----- Information shown -----

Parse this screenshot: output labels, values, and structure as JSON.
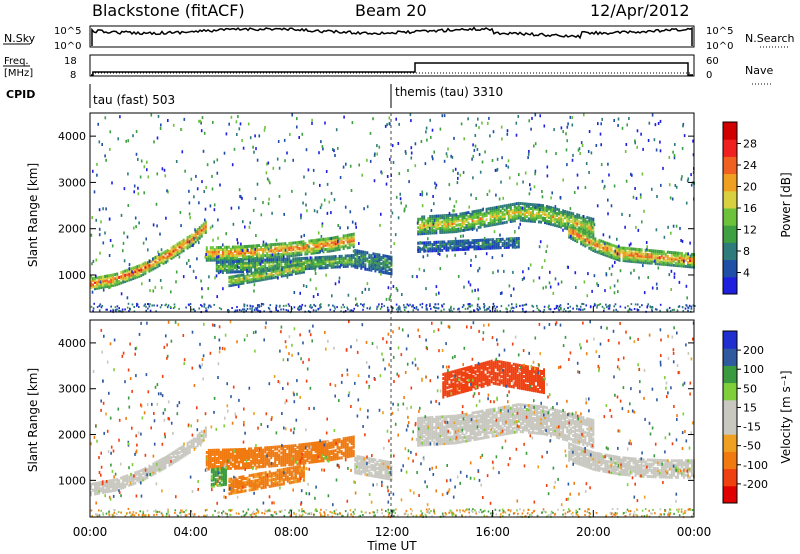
{
  "header": {
    "station": "Blackstone (fitACF)",
    "beam": "Beam 20",
    "date": "12/Apr/2012"
  },
  "strip": {
    "nsky_label": "N.Sky",
    "nsky_ticks": [
      "10^5",
      "10^0"
    ],
    "nsearch_label": "N.Search",
    "nsearch_ticks": [
      "10^5",
      "10^0"
    ],
    "freq_label_1": "Freq.",
    "freq_label_2": "[MHz]",
    "freq_ticks": [
      "18",
      "8"
    ],
    "nave_label": "Nave",
    "nave_ticks": [
      "60",
      "0"
    ],
    "cpid_label": "CPID",
    "cpid_segments": [
      "tau (fast) 503",
      "themis (tau) 3310"
    ]
  },
  "colors": {
    "power_scale": [
      "#1f1fe0",
      "#1f50a8",
      "#2f7a7a",
      "#3ea040",
      "#6cc23a",
      "#d8d040",
      "#f0a020",
      "#f06020",
      "#f02020",
      "#d00000"
    ],
    "velocity_scale": [
      "#e00000",
      "#f04010",
      "#f07a10",
      "#f0a020",
      "#c8c8c0",
      "#c8c8c0",
      "#7fcf3a",
      "#3a9a40",
      "#2f5aa0",
      "#1f2fd0"
    ],
    "ground_scatter": "#c8c8c0"
  },
  "chart_data": [
    {
      "type": "heatmap",
      "panel": "power",
      "ylabel": "Slant Range [km]",
      "xlabel": "",
      "ylim": [
        200,
        4500
      ],
      "yticks": [
        "1000",
        "2000",
        "3000",
        "4000"
      ],
      "colorbar_label": "Power [dB]",
      "colorbar_ticks": [
        "4",
        "8",
        "12",
        "16",
        "20",
        "24",
        "28"
      ],
      "xlim": [
        0,
        24
      ],
      "bands": [
        {
          "x": [
            0,
            1,
            2,
            3,
            4,
            4.6
          ],
          "y": [
            850,
            950,
            1150,
            1450,
            1800,
            2100
          ],
          "w": 130,
          "v": 24
        },
        {
          "x": [
            4.6,
            6,
            8,
            9.5,
            10.5
          ],
          "y": [
            1500,
            1520,
            1600,
            1700,
            1800
          ],
          "w": 150,
          "v": 22
        },
        {
          "x": [
            5,
            7,
            9,
            10.5
          ],
          "y": [
            1200,
            1250,
            1300,
            1350
          ],
          "w": 120,
          "v": 14
        },
        {
          "x": [
            5.5,
            6.5,
            7.5,
            8.5
          ],
          "y": [
            900,
            1000,
            1100,
            1200
          ],
          "w": 100,
          "v": 18
        },
        {
          "x": [
            10.5,
            11.5,
            12
          ],
          "y": [
            1400,
            1300,
            1250
          ],
          "w": 200,
          "v": 10
        },
        {
          "x": [
            13,
            14.5,
            16,
            17,
            18,
            19,
            20
          ],
          "y": [
            2100,
            2150,
            2300,
            2400,
            2350,
            2200,
            2050
          ],
          "w": 180,
          "v": 18
        },
        {
          "x": [
            19,
            20,
            21,
            22,
            23,
            24
          ],
          "y": [
            2000,
            1700,
            1500,
            1450,
            1400,
            1350
          ],
          "w": 150,
          "v": 22
        },
        {
          "x": [
            13,
            15,
            17
          ],
          "y": [
            1650,
            1700,
            1750
          ],
          "w": 110,
          "v": 8
        }
      ]
    },
    {
      "type": "heatmap",
      "panel": "velocity",
      "ylabel": "Slant Range [km]",
      "xlabel": "Time UT",
      "ylim": [
        200,
        4500
      ],
      "yticks": [
        "1000",
        "2000",
        "3000",
        "4000"
      ],
      "xticks": [
        "00:00",
        "04:00",
        "08:00",
        "12:00",
        "16:00",
        "20:00",
        "00:00"
      ],
      "colorbar_label": "Velocity [m s⁻¹]",
      "colorbar_ticks": [
        "-200",
        "-100",
        "-50",
        "-15",
        "15",
        "50",
        "100",
        "200"
      ],
      "xlim": [
        0,
        24
      ],
      "bands": [
        {
          "x": [
            0,
            1,
            2,
            3,
            4,
            4.6
          ],
          "y": [
            850,
            950,
            1150,
            1450,
            1800,
            2100
          ],
          "w": 130,
          "v": 0
        },
        {
          "x": [
            4.6,
            6,
            8,
            9.5,
            10.5
          ],
          "y": [
            1500,
            1520,
            1600,
            1700,
            1800
          ],
          "w": 220,
          "v": -70
        },
        {
          "x": [
            5.5,
            6.5,
            7.5,
            8.5
          ],
          "y": [
            900,
            1000,
            1100,
            1200
          ],
          "w": 160,
          "v": -60
        },
        {
          "x": [
            4.8,
            5.4
          ],
          "y": [
            1100,
            1150
          ],
          "w": 200,
          "v": 60
        },
        {
          "x": [
            10.5,
            11.5,
            12
          ],
          "y": [
            1400,
            1300,
            1250
          ],
          "w": 200,
          "v": 0
        },
        {
          "x": [
            13,
            14.5,
            16,
            17,
            18,
            19,
            20
          ],
          "y": [
            2100,
            2150,
            2300,
            2400,
            2350,
            2200,
            2050
          ],
          "w": 300,
          "v": 0
        },
        {
          "x": [
            19,
            20,
            21,
            22,
            23,
            24
          ],
          "y": [
            1650,
            1450,
            1350,
            1300,
            1280,
            1280
          ],
          "w": 180,
          "v": 0
        },
        {
          "x": [
            14,
            16,
            18
          ],
          "y": [
            3100,
            3400,
            3200
          ],
          "w": 250,
          "v": -120
        }
      ]
    }
  ]
}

-----

Request:
Without the pictures, repeat all the records word for word.

Task result:
Parse this screenshot: output labels, values, and structure as JSON.
{
  "header": {
    "station": "Blackstone (fitACF)",
    "beam": "Beam 20",
    "date": "12/Apr/2012"
  },
  "strip": {
    "nsky_label": "N.Sky",
    "nsky_ticks": [
      "10^5",
      "10^0"
    ],
    "nsearch_label": "N.Search",
    "nsearch_ticks": [
      "10^5",
      "10^0"
    ],
    "freq_label_1": "Freq.",
    "freq_label_2": "[MHz]",
    "freq_ticks": [
      "18",
      "8"
    ],
    "nave_label": "Nave",
    "nave_ticks": [
      "60",
      "0"
    ],
    "cpid_label": "CPID",
    "cpid_segments": [
      "tau (fast) 503",
      "themis (tau) 3310"
    ]
  },
  "colors": {
    "power_scale": [
      "#1f1fe0",
      "#1f50a8",
      "#2f7a7a",
      "#3ea040",
      "#6cc23a",
      "#d8d040",
      "#f0a020",
      "#f06020",
      "#f02020",
      "#d00000"
    ],
    "velocity_scale": [
      "#e00000",
      "#f04010",
      "#f07a10",
      "#f0a020",
      "#c8c8c0",
      "#c8c8c0",
      "#7fcf3a",
      "#3a9a40",
      "#2f5aa0",
      "#1f2fd0"
    ],
    "ground_scatter": "#c8c8c0"
  },
  "chart_data": [
    {
      "type": "heatmap",
      "panel": "power",
      "ylabel": "Slant Range [km]",
      "xlabel": "",
      "ylim": [
        200,
        4500
      ],
      "yticks": [
        "1000",
        "2000",
        "3000",
        "4000"
      ],
      "colorbar_label": "Power [dB]",
      "colorbar_ticks": [
        "4",
        "8",
        "12",
        "16",
        "20",
        "24",
        "28"
      ],
      "xlim": [
        0,
        24
      ],
      "bands": [
        {
          "x": [
            0,
            1,
            2,
            3,
            4,
            4.6
          ],
          "y": [
            850,
            950,
            1150,
            1450,
            1800,
            2100
          ],
          "w": 130,
          "v": 24
        },
        {
          "x": [
            4.6,
            6,
            8,
            9.5,
            10.5
          ],
          "y": [
            1500,
            1520,
            1600,
            1700,
            1800
          ],
          "w": 150,
          "v": 22
        },
        {
          "x": [
            5,
            7,
            9,
            10.5
          ],
          "y": [
            1200,
            1250,
            1300,
            1350
          ],
          "w": 120,
          "v": 14
        },
        {
          "x": [
            5.5,
            6.5,
            7.5,
            8.5
          ],
          "y": [
            900,
            1000,
            1100,
            1200
          ],
          "w": 100,
          "v": 18
        },
        {
          "x": [
            10.5,
            11.5,
            12
          ],
          "y": [
            1400,
            1300,
            1250
          ],
          "w": 200,
          "v": 10
        },
        {
          "x": [
            13,
            14.5,
            16,
            17,
            18,
            19,
            20
          ],
          "y": [
            2100,
            2150,
            2300,
            2400,
            2350,
            2200,
            2050
          ],
          "w": 180,
          "v": 18
        },
        {
          "x": [
            19,
            20,
            21,
            22,
            23,
            24
          ],
          "y": [
            2000,
            1700,
            1500,
            1450,
            1400,
            1350
          ],
          "w": 150,
          "v": 22
        },
        {
          "x": [
            13,
            15,
            17
          ],
          "y": [
            1650,
            1700,
            1750
          ],
          "w": 110,
          "v": 8
        }
      ]
    },
    {
      "type": "heatmap",
      "panel": "velocity",
      "ylabel": "Slant Range [km]",
      "xlabel": "Time UT",
      "ylim": [
        200,
        4500
      ],
      "yticks": [
        "1000",
        "2000",
        "3000",
        "4000"
      ],
      "xticks": [
        "00:00",
        "04:00",
        "08:00",
        "12:00",
        "16:00",
        "20:00",
        "00:00"
      ],
      "colorbar_label": "Velocity [m s⁻¹]",
      "colorbar_ticks": [
        "-200",
        "-100",
        "-50",
        "-15",
        "15",
        "50",
        "100",
        "200"
      ],
      "xlim": [
        0,
        24
      ],
      "bands": [
        {
          "x": [
            0,
            1,
            2,
            3,
            4,
            4.6
          ],
          "y": [
            850,
            950,
            1150,
            1450,
            1800,
            2100
          ],
          "w": 130,
          "v": 0
        },
        {
          "x": [
            4.6,
            6,
            8,
            9.5,
            10.5
          ],
          "y": [
            1500,
            1520,
            1600,
            1700,
            1800
          ],
          "w": 220,
          "v": -70
        },
        {
          "x": [
            5.5,
            6.5,
            7.5,
            8.5
          ],
          "y": [
            900,
            1000,
            1100,
            1200
          ],
          "w": 160,
          "v": -60
        },
        {
          "x": [
            4.8,
            5.4
          ],
          "y": [
            1100,
            1150
          ],
          "w": 200,
          "v": 60
        },
        {
          "x": [
            10.5,
            11.5,
            12
          ],
          "y": [
            1400,
            1300,
            1250
          ],
          "w": 200,
          "v": 0
        },
        {
          "x": [
            13,
            14.5,
            16,
            17,
            18,
            19,
            20
          ],
          "y": [
            2100,
            2150,
            2300,
            2400,
            2350,
            2200,
            2050
          ],
          "w": 300,
          "v": 0
        },
        {
          "x": [
            19,
            20,
            21,
            22,
            23,
            24
          ],
          "y": [
            1650,
            1450,
            1350,
            1300,
            1280,
            1280
          ],
          "w": 180,
          "v": 0
        },
        {
          "x": [
            14,
            16,
            18
          ],
          "y": [
            3100,
            3400,
            3200
          ],
          "w": 250,
          "v": -120
        }
      ]
    }
  ]
}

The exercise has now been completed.